- **TASK INSTRUCTIONS**: Please print all of the material below, word for word.

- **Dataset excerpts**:
┄┄┄┄┄┄┄┄┄┄┄┄┄┄┄┄┄┄┄┄

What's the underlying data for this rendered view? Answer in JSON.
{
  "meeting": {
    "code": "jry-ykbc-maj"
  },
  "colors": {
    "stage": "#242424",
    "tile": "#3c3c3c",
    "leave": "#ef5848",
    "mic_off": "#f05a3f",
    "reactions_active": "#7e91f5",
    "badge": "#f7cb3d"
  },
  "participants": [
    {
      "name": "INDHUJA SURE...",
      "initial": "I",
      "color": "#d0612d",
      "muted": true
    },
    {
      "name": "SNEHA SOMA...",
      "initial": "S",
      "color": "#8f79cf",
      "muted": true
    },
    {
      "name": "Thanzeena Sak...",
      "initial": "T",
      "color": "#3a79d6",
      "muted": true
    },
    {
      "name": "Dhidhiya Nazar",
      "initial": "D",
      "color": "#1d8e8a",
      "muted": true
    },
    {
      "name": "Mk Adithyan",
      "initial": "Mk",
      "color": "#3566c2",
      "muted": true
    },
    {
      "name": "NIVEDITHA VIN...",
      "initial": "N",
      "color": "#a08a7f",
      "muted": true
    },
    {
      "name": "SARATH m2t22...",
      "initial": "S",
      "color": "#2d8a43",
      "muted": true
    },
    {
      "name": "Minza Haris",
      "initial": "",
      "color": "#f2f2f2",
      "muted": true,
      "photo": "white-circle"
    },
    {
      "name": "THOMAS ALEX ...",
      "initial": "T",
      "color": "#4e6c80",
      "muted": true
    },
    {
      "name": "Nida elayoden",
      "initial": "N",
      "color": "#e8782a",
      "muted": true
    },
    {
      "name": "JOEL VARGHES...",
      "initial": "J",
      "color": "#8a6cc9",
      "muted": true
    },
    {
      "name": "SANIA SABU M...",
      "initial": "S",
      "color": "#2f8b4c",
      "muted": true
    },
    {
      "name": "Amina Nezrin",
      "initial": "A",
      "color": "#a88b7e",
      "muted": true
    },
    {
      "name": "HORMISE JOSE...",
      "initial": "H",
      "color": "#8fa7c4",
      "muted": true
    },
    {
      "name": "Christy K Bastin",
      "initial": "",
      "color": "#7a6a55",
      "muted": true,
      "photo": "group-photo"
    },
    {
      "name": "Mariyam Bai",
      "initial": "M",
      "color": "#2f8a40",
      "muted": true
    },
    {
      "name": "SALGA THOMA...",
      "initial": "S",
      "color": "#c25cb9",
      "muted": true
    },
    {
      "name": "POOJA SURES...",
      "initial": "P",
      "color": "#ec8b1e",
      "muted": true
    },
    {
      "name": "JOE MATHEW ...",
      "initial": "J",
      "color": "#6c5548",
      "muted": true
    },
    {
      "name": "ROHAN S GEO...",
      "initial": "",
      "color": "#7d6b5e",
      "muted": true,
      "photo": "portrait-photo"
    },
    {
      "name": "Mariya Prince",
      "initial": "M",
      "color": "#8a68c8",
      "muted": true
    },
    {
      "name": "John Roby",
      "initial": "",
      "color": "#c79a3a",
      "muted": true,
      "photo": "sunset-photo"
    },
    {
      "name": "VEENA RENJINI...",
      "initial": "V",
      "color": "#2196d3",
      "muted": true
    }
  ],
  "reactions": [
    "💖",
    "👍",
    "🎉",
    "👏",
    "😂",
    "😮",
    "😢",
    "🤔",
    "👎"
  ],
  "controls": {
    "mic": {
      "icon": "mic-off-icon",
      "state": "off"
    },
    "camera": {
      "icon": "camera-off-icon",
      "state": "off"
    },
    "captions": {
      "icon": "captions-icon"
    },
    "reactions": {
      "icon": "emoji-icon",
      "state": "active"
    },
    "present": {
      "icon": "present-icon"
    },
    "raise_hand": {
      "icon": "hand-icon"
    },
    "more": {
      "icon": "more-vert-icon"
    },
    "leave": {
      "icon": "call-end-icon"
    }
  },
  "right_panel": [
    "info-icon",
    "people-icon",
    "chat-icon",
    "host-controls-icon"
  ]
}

┄┄┄┄┄┄┄┄┄┄┄┄┄┄┄┄┄┄┄┄

- **OUTPUT FOR THIS EXERCISE**:
What's the underlying data for this rendered view? Answer in JSON.
{
  "meeting": {
    "code": "jry-ykbc-maj"
  },
  "colors": {
    "stage": "#242424",
    "tile": "#3c3c3c",
    "leave": "#ef5848",
    "mic_off": "#f05a3f",
    "reactions_active": "#7e91f5",
    "badge": "#f7cb3d"
  },
  "participants": [
    {
      "name": "INDHUJA SURE...",
      "initial": "I",
      "color": "#d0612d",
      "muted": true
    },
    {
      "name": "SNEHA SOMA...",
      "initial": "S",
      "color": "#8f79cf",
      "muted": true
    },
    {
      "name": "Thanzeena Sak...",
      "initial": "T",
      "color": "#3a79d6",
      "muted": true
    },
    {
      "name": "Dhidhiya Nazar",
      "initial": "D",
      "color": "#1d8e8a",
      "muted": true
    },
    {
      "name": "Mk Adithyan",
      "initial": "Mk",
      "color": "#3566c2",
      "muted": true
    },
    {
      "name": "NIVEDITHA VIN...",
      "initial": "N",
      "color": "#a08a7f",
      "muted": true
    },
    {
      "name": "SARATH m2t22...",
      "initial": "S",
      "color": "#2d8a43",
      "muted": true
    },
    {
      "name": "Minza Haris",
      "initial": "",
      "color": "#f2f2f2",
      "muted": true,
      "photo": "white-circle"
    },
    {
      "name": "THOMAS ALEX ...",
      "initial": "T",
      "color": "#4e6c80",
      "muted": true
    },
    {
      "name": "Nida elayoden",
      "initial": "N",
      "color": "#e8782a",
      "muted": true
    },
    {
      "name": "JOEL VARGHES...",
      "initial": "J",
      "color": "#8a6cc9",
      "muted": true
    },
    {
      "name": "SANIA SABU M...",
      "initial": "S",
      "color": "#2f8b4c",
      "muted": true
    },
    {
      "name": "Amina Nezrin",
      "initial": "A",
      "color": "#a88b7e",
      "muted": true
    },
    {
      "name": "HORMISE JOSE...",
      "initial": "H",
      "color": "#8fa7c4",
      "muted": true
    },
    {
      "name": "Christy K Bastin",
      "initial": "",
      "color": "#7a6a55",
      "muted": true,
      "photo": "group-photo"
    },
    {
      "name": "Mariyam Bai",
      "initial": "M",
      "color": "#2f8a40",
      "muted": true
    },
    {
      "name": "SALGA THOMA...",
      "initial": "S",
      "color": "#c25cb9",
      "muted": true
    },
    {
      "name": "POOJA SURES...",
      "initial": "P",
      "color": "#ec8b1e",
      "muted": true
    },
    {
      "name": "JOE MATHEW ...",
      "initial": "J",
      "color": "#6c5548",
      "muted": true
    },
    {
      "name": "ROHAN S GEO...",
      "initial": "",
      "color": "#7d6b5e",
      "muted": true,
      "photo": "portrait-photo"
    },
    {
      "name": "Mariya Prince",
      "initial": "M",
      "color": "#8a68c8",
      "muted": true
    },
    {
      "name": "John Roby",
      "initial": "",
      "color": "#c79a3a",
      "muted": true,
      "photo": "sunset-photo"
    },
    {
      "name": "VEENA RENJINI...",
      "initial": "V",
      "color": "#2196d3",
      "muted": true
    }
  ],
  "reactions": [
    "💖",
    "👍",
    "🎉",
    "👏",
    "😂",
    "😮",
    "😢",
    "🤔",
    "👎"
  ],
  "controls": {
    "mic": {
      "icon": "mic-off-icon",
      "state": "off"
    },
    "camera": {
      "icon": "camera-off-icon",
      "state": "off"
    },
    "captions": {
      "icon": "captions-icon"
    },
    "reactions": {
      "icon": "emoji-icon",
      "state": "active"
    },
    "present": {
      "icon": "present-icon"
    },
    "raise_hand": {
      "icon": "hand-icon"
    },
    "more": {
      "icon": "more-vert-icon"
    },
    "leave": {
      "icon": "call-end-icon"
    }
  },
  "right_panel": [
    "info-icon",
    "people-icon",
    "chat-icon",
    "host-controls-icon"
  ]
}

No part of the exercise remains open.